Dataset items>
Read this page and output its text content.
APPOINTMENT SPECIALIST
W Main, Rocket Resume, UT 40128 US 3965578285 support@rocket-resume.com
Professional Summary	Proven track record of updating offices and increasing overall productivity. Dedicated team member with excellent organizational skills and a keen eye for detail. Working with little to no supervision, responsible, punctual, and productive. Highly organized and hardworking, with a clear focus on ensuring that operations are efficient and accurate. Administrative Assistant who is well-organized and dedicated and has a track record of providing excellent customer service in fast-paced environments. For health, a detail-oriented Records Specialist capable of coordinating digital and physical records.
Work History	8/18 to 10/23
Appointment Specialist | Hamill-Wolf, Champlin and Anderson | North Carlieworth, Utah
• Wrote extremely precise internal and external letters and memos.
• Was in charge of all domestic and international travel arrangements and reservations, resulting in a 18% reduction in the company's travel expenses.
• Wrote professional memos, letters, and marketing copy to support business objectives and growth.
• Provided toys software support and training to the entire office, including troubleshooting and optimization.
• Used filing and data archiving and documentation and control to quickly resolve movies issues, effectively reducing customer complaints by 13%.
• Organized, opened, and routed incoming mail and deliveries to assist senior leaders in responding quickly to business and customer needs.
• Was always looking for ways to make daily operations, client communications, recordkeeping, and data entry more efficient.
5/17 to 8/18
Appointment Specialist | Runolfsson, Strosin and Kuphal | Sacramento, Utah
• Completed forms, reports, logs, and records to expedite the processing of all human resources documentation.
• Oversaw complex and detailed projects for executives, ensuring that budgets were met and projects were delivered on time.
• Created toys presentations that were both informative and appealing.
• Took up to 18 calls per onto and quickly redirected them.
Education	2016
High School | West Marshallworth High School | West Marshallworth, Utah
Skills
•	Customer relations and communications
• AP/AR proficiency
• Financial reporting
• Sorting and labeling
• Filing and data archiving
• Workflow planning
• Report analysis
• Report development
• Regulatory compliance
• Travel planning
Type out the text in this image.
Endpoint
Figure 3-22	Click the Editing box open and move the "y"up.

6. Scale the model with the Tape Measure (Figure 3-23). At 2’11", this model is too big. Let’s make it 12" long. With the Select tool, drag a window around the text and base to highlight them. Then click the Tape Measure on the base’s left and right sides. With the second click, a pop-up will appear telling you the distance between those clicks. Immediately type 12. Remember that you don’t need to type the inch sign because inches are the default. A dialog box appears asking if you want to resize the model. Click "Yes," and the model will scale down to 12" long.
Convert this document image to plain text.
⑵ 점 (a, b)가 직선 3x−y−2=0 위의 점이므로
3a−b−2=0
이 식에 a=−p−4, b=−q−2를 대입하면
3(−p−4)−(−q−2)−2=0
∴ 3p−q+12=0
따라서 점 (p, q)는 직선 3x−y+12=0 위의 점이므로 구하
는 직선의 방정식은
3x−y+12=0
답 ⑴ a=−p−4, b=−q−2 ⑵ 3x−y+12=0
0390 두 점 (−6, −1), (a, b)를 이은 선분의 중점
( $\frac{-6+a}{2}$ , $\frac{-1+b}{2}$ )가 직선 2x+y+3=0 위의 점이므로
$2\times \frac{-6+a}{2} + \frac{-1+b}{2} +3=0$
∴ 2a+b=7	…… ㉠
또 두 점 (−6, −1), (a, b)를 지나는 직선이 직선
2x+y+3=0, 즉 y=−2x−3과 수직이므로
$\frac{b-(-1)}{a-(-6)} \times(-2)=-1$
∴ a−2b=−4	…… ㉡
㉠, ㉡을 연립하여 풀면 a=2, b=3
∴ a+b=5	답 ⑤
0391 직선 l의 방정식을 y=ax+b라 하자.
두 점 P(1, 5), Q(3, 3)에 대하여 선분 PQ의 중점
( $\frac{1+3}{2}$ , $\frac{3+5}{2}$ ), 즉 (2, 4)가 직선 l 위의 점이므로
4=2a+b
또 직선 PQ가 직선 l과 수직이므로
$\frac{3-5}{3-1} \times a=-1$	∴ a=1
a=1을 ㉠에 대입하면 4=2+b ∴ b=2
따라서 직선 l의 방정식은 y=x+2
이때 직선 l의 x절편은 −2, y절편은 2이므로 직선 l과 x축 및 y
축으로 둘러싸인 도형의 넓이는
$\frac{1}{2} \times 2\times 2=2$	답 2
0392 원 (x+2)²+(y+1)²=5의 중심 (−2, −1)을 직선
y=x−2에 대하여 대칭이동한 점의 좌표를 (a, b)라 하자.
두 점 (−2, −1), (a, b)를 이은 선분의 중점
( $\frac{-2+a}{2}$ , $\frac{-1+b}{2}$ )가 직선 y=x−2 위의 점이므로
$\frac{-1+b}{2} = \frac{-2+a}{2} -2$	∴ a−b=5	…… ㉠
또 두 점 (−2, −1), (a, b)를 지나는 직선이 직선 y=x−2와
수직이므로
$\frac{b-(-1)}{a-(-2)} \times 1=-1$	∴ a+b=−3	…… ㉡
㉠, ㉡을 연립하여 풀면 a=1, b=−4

TO DO> Write out all the lines again, exactly as they are.

REPLY TO THE TASK>
Read this page and output its text content.
APPOINTMENT SPECIALIST
W Main, Rocket Resume, UT 40128 US 3965578285 support@rocket-resume.com
Professional Summary	Proven track record of updating offices and increasing overall productivity. Dedicated team member with excellent organizational skills and a keen eye for detail. Working with little to no supervision, responsible, punctual, and productive. Highly organized and hardworking, with a clear focus on ensuring that operations are efficient and accurate. Administrative Assistant who is well-organized and dedicated and has a track record of providing excellent customer service in fast-paced environments. For health, a detail-oriented Records Specialist capable of coordinating digital and physical records.
Work History	8/18 to 10/23
Appointment Specialist | Hamill-Wolf, Champlin and Anderson | North Carlieworth, Utah
• Wrote extremely precise internal and external letters and memos.
• Was in charge of all domestic and international travel arrangements and reservations, resulting in a 18% reduction in the company's travel expenses.
• Wrote professional memos, letters, and marketing copy to support business objectives and growth.
• Provided toys software support and training to the entire office, including troubleshooting and optimization.
• Used filing and data archiving and documentation and control to quickly resolve movies issues, effectively reducing customer complaints by 13%.
• Organized, opened, and routed incoming mail and deliveries to assist senior leaders in responding quickly to business and customer needs.
• Was always looking for ways to make daily operations, client communications, recordkeeping, and data entry more efficient.
5/17 to 8/18
Appointment Specialist | Runolfsson, Strosin and Kuphal | Sacramento, Utah
• Completed forms, reports, logs, and records to expedite the processing of all human resources documentation.
• Oversaw complex and detailed projects for executives, ensuring that budgets were met and projects were delivered on time.
• Created toys presentations that were both informative and appealing.
• Took up to 18 calls per onto and quickly redirected them.
Education	2016
High School | West Marshallworth High School | West Marshallworth, Utah
Skills
•	Customer relations and communications
• AP/AR proficiency
• Financial reporting
• Sorting and labeling
• Filing and data archiving
• Workflow planning
• Report analysis
• Report development
• Regulatory compliance
• Travel planning
Type out the text in this image.
Endpoint
Figure 3-22	Click the Editing box open and move the "y"up.

6. Scale the model with the Tape Measure (Figure 3-23). At 2’11", this model is too big. Let’s make it 12" long. With the Select tool, drag a window around the text and base to highlight them. Then click the Tape Measure on the base’s left and right sides. With the second click, a pop-up will appear telling you the distance between those clicks. Immediately type 12. Remember that you don’t need to type the inch sign because inches are the default. A dialog box appears asking if you want to resize the model. Click "Yes," and the model will scale down to 12" long.
Convert this document image to plain text.
⑵ 점 (a, b)가 직선 3x−y−2=0 위의 점이므로
3a−b−2=0
이 식에 a=−p−4, b=−q−2를 대입하면
3(−p−4)−(−q−2)−2=0
∴ 3p−q+12=0
따라서 점 (p, q)는 직선 3x−y+12=0 위의 점이므로 구하
는 직선의 방정식은
3x−y+12=0
답 ⑴ a=−p−4, b=−q−2 ⑵ 3x−y+12=0
0390 두 점 (−6, −1), (a, b)를 이은 선분의 중점
( $\frac{-6+a}{2}$ , $\frac{-1+b}{2}$ )가 직선 2x+y+3=0 위의 점이므로
$2\times \frac{-6+a}{2} + \frac{-1+b}{2} +3=0$
∴ 2a+b=7	…… ㉠
또 두 점 (−6, −1), (a, b)를 지나는 직선이 직선
2x+y+3=0, 즉 y=−2x−3과 수직이므로
$\frac{b-(-1)}{a-(-6)} \times(-2)=-1$
∴ a−2b=−4	…… ㉡
㉠, ㉡을 연립하여 풀면 a=2, b=3
∴ a+b=5	답 ⑤
0391 직선 l의 방정식을 y=ax+b라 하자.
두 점 P(1, 5), Q(3, 3)에 대하여 선분 PQ의 중점
( $\frac{1+3}{2}$ , $\frac{3+5}{2}$ ), 즉 (2, 4)가 직선 l 위의 점이므로
4=2a+b
또 직선 PQ가 직선 l과 수직이므로
$\frac{3-5}{3-1} \times a=-1$	∴ a=1
a=1을 ㉠에 대입하면 4=2+b ∴ b=2
따라서 직선 l의 방정식은 y=x+2
이때 직선 l의 x절편은 −2, y절편은 2이므로 직선 l과 x축 및 y
축으로 둘러싸인 도형의 넓이는
$\frac{1}{2} \times 2\times 2=2$	답 2
0392 원 (x+2)²+(y+1)²=5의 중심 (−2, −1)을 직선
y=x−2에 대하여 대칭이동한 점의 좌표를 (a, b)라 하자.
두 점 (−2, −1), (a, b)를 이은 선분의 중점
( $\frac{-2+a}{2}$ , $\frac{-1+b}{2}$ )가 직선 y=x−2 위의 점이므로
$\frac{-1+b}{2} = \frac{-2+a}{2} -2$	∴ a−b=5	…… ㉠
또 두 점 (−2, −1), (a, b)를 지나는 직선이 직선 y=x−2와
수직이므로
$\frac{b-(-1)}{a-(-2)} \times 1=-1$	∴ a+b=−3	…… ㉡
㉠, ㉡을 연립하여 풀면 a=1, b=−4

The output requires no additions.